◆ Given instruction
Copy every line of the data exactly, leaving nothing out.

** START OF Records for the task **

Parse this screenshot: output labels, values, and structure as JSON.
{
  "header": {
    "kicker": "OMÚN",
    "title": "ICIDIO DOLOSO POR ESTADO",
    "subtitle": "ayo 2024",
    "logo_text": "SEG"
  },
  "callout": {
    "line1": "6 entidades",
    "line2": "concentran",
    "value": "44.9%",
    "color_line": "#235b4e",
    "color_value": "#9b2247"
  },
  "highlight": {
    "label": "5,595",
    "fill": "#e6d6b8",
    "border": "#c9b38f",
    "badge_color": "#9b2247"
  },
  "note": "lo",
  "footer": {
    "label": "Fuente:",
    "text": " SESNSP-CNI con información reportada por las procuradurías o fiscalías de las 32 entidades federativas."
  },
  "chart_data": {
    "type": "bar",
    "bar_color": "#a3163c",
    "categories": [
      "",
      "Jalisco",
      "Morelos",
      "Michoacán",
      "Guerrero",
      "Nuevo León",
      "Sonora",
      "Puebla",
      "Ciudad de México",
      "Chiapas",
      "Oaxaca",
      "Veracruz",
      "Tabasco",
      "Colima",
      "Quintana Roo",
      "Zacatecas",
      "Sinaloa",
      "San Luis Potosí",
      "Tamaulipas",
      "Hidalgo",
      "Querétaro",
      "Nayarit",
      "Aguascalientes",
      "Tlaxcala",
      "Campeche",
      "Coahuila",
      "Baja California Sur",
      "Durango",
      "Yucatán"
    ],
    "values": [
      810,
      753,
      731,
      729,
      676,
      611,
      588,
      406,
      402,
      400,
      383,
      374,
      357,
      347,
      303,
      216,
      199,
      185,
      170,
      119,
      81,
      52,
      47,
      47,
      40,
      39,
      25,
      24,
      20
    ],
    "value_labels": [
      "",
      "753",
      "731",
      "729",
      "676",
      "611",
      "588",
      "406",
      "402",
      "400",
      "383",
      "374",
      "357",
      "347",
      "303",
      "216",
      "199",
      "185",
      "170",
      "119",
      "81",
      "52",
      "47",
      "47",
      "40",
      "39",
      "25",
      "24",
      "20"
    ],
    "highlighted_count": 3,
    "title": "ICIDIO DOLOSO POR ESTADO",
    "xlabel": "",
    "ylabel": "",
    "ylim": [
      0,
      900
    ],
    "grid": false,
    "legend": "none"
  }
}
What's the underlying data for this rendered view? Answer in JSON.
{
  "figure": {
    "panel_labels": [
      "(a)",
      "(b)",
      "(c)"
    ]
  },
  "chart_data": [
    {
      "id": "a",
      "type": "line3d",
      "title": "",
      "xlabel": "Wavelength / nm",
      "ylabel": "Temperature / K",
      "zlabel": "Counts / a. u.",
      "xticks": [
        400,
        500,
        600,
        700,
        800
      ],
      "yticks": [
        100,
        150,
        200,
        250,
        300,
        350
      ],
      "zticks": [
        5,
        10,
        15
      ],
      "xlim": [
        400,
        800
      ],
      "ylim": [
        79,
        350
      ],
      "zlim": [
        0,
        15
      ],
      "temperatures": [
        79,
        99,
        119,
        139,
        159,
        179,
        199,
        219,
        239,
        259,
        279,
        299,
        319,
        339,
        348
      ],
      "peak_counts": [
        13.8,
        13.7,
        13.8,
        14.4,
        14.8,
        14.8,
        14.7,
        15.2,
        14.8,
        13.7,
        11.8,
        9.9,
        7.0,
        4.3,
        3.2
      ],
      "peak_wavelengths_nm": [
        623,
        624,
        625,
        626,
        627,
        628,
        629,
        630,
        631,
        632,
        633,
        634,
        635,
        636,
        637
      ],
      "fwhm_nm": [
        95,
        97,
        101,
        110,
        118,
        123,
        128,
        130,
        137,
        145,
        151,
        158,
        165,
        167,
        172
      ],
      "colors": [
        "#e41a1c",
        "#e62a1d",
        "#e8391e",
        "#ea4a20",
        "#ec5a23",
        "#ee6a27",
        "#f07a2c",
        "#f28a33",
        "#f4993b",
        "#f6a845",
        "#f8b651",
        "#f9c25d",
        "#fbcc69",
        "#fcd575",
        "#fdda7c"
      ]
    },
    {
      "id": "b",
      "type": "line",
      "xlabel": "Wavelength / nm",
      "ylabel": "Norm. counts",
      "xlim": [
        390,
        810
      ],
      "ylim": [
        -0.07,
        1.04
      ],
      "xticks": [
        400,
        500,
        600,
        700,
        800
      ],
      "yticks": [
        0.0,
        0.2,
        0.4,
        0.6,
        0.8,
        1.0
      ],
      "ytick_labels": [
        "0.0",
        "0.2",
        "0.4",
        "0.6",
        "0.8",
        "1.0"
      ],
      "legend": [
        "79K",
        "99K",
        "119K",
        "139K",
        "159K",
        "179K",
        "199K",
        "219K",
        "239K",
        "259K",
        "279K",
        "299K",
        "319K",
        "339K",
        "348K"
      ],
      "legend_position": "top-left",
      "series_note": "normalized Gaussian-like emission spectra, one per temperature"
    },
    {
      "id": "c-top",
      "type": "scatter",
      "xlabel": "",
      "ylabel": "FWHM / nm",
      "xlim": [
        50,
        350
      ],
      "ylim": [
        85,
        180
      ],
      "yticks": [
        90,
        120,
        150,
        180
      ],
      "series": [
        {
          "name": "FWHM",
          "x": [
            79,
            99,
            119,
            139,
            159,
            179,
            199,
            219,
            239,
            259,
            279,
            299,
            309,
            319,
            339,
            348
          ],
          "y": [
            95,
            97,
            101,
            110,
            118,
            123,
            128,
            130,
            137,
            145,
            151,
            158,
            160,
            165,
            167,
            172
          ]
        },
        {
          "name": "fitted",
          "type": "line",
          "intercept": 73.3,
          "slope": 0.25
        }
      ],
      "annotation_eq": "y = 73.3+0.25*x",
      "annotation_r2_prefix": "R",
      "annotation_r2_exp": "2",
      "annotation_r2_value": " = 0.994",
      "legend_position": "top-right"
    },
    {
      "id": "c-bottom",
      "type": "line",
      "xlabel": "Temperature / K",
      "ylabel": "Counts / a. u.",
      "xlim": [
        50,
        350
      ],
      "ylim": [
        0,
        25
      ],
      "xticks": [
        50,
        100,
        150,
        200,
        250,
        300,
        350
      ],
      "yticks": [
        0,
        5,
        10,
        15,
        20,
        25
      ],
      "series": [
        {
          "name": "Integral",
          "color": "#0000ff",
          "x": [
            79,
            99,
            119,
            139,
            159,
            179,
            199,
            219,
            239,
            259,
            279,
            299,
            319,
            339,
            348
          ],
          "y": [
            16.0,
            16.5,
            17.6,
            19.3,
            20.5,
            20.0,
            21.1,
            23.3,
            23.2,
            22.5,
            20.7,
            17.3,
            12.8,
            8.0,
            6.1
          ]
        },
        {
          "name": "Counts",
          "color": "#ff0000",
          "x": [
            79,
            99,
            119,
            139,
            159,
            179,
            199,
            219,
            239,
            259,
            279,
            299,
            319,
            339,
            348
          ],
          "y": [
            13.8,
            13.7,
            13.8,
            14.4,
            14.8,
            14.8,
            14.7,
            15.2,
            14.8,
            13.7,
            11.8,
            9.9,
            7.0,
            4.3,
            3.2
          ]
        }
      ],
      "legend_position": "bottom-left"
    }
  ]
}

** END OF Records for the task **

◆ Finished answer
Parse this screenshot: output labels, values, and structure as JSON.
{
  "header": {
    "kicker": "OMÚN",
    "title": "ICIDIO DOLOSO POR ESTADO",
    "subtitle": "ayo 2024",
    "logo_text": "SEG"
  },
  "callout": {
    "line1": "6 entidades",
    "line2": "concentran",
    "value": "44.9%",
    "color_line": "#235b4e",
    "color_value": "#9b2247"
  },
  "highlight": {
    "label": "5,595",
    "fill": "#e6d6b8",
    "border": "#c9b38f",
    "badge_color": "#9b2247"
  },
  "note": "lo",
  "footer": {
    "label": "Fuente:",
    "text": " SESNSP-CNI con información reportada por las procuradurías o fiscalías de las 32 entidades federativas."
  },
  "chart_data": {
    "type": "bar",
    "bar_color": "#a3163c",
    "categories": [
      "",
      "Jalisco",
      "Morelos",
      "Michoacán",
      "Guerrero",
      "Nuevo León",
      "Sonora",
      "Puebla",
      "Ciudad de México",
      "Chiapas",
      "Oaxaca",
      "Veracruz",
      "Tabasco",
      "Colima",
      "Quintana Roo",
      "Zacatecas",
      "Sinaloa",
      "San Luis Potosí",
      "Tamaulipas",
      "Hidalgo",
      "Querétaro",
      "Nayarit",
      "Aguascalientes",
      "Tlaxcala",
      "Campeche",
      "Coahuila",
      "Baja California Sur",
      "Durango",
      "Yucatán"
    ],
    "values": [
      810,
      753,
      731,
      729,
      676,
      611,
      588,
      406,
      402,
      400,
      383,
      374,
      357,
      347,
      303,
      216,
      199,
      185,
      170,
      119,
      81,
      52,
      47,
      47,
      40,
      39,
      25,
      24,
      20
    ],
    "value_labels": [
      "",
      "753",
      "731",
      "729",
      "676",
      "611",
      "588",
      "406",
      "402",
      "400",
      "383",
      "374",
      "357",
      "347",
      "303",
      "216",
      "199",
      "185",
      "170",
      "119",
      "81",
      "52",
      "47",
      "47",
      "40",
      "39",
      "25",
      "24",
      "20"
    ],
    "highlighted_count": 3,
    "title": "ICIDIO DOLOSO POR ESTADO",
    "xlabel": "",
    "ylabel": "",
    "ylim": [
      0,
      900
    ],
    "grid": false,
    "legend": "none"
  }
}
What's the underlying data for this rendered view? Answer in JSON.
{
  "figure": {
    "panel_labels": [
      "(a)",
      "(b)",
      "(c)"
    ]
  },
  "chart_data": [
    {
      "id": "a",
      "type": "line3d",
      "title": "",
      "xlabel": "Wavelength / nm",
      "ylabel": "Temperature / K",
      "zlabel": "Counts / a. u.",
      "xticks": [
        400,
        500,
        600,
        700,
        800
      ],
      "yticks": [
        100,
        150,
        200,
        250,
        300,
        350
      ],
      "zticks": [
        5,
        10,
        15
      ],
      "xlim": [
        400,
        800
      ],
      "ylim": [
        79,
        350
      ],
      "zlim": [
        0,
        15
      ],
      "temperatures": [
        79,
        99,
        119,
        139,
        159,
        179,
        199,
        219,
        239,
        259,
        279,
        299,
        319,
        339,
        348
      ],
      "peak_counts": [
        13.8,
        13.7,
        13.8,
        14.4,
        14.8,
        14.8,
        14.7,
        15.2,
        14.8,
        13.7,
        11.8,
        9.9,
        7.0,
        4.3,
        3.2
      ],
      "peak_wavelengths_nm": [
        623,
        624,
        625,
        626,
        627,
        628,
        629,
        630,
        631,
        632,
        633,
        634,
        635,
        636,
        637
      ],
      "fwhm_nm": [
        95,
        97,
        101,
        110,
        118,
        123,
        128,
        130,
        137,
        145,
        151,
        158,
        165,
        167,
        172
      ],
      "colors": [
        "#e41a1c",
        "#e62a1d",
        "#e8391e",
        "#ea4a20",
        "#ec5a23",
        "#ee6a27",
        "#f07a2c",
        "#f28a33",
        "#f4993b",
        "#f6a845",
        "#f8b651",
        "#f9c25d",
        "#fbcc69",
        "#fcd575",
        "#fdda7c"
      ]
    },
    {
      "id": "b",
      "type": "line",
      "xlabel": "Wavelength / nm",
      "ylabel": "Norm. counts",
      "xlim": [
        390,
        810
      ],
      "ylim": [
        -0.07,
        1.04
      ],
      "xticks": [
        400,
        500,
        600,
        700,
        800
      ],
      "yticks": [
        0.0,
        0.2,
        0.4,
        0.6,
        0.8,
        1.0
      ],
      "ytick_labels": [
        "0.0",
        "0.2",
        "0.4",
        "0.6",
        "0.8",
        "1.0"
      ],
      "legend": [
        "79K",
        "99K",
        "119K",
        "139K",
        "159K",
        "179K",
        "199K",
        "219K",
        "239K",
        "259K",
        "279K",
        "299K",
        "319K",
        "339K",
        "348K"
      ],
      "legend_position": "top-left",
      "series_note": "normalized Gaussian-like emission spectra, one per temperature"
    },
    {
      "id": "c-top",
      "type": "scatter",
      "xlabel": "",
      "ylabel": "FWHM / nm",
      "xlim": [
        50,
        350
      ],
      "ylim": [
        85,
        180
      ],
      "yticks": [
        90,
        120,
        150,
        180
      ],
      "series": [
        {
          "name": "FWHM",
          "x": [
            79,
            99,
            119,
            139,
            159,
            179,
            199,
            219,
            239,
            259,
            279,
            299,
            309,
            319,
            339,
            348
          ],
          "y": [
            95,
            97,
            101,
            110,
            118,
            123,
            128,
            130,
            137,
            145,
            151,
            158,
            160,
            165,
            167,
            172
          ]
        },
        {
          "name": "fitted",
          "type": "line",
          "intercept": 73.3,
          "slope": 0.25
        }
      ],
      "annotation_eq": "y = 73.3+0.25*x",
      "annotation_r2_prefix": "R",
      "annotation_r2_exp": "2",
      "annotation_r2_value": " = 0.994",
      "legend_position": "top-right"
    },
    {
      "id": "c-bottom",
      "type": "line",
      "xlabel": "Temperature / K",
      "ylabel": "Counts / a. u.",
      "xlim": [
        50,
        350
      ],
      "ylim": [
        0,
        25
      ],
      "xticks": [
        50,
        100,
        150,
        200,
        250,
        300,
        350
      ],
      "yticks": [
        0,
        5,
        10,
        15,
        20,
        25
      ],
      "series": [
        {
          "name": "Integral",
          "color": "#0000ff",
          "x": [
            79,
            99,
            119,
            139,
            159,
            179,
            199,
            219,
            239,
            259,
            279,
            299,
            319,
            339,
            348
          ],
          "y": [
            16.0,
            16.5,
            17.6,
            19.3,
            20.5,
            20.0,
            21.1,
            23.3,
            23.2,
            22.5,
            20.7,
            17.3,
            12.8,
            8.0,
            6.1
          ]
        },
        {
          "name": "Counts",
          "color": "#ff0000",
          "x": [
            79,
            99,
            119,
            139,
            159,
            179,
            199,
            219,
            239,
            259,
            279,
            299,
            319,
            339,
            348
          ],
          "y": [
            13.8,
            13.7,
            13.8,
            14.4,
            14.8,
            14.8,
            14.7,
            15.2,
            14.8,
            13.7,
            11.8,
            9.9,
            7.0,
            4.3,
            3.2
          ]
        }
      ],
      "legend_position": "bottom-left"
    }
  ]
}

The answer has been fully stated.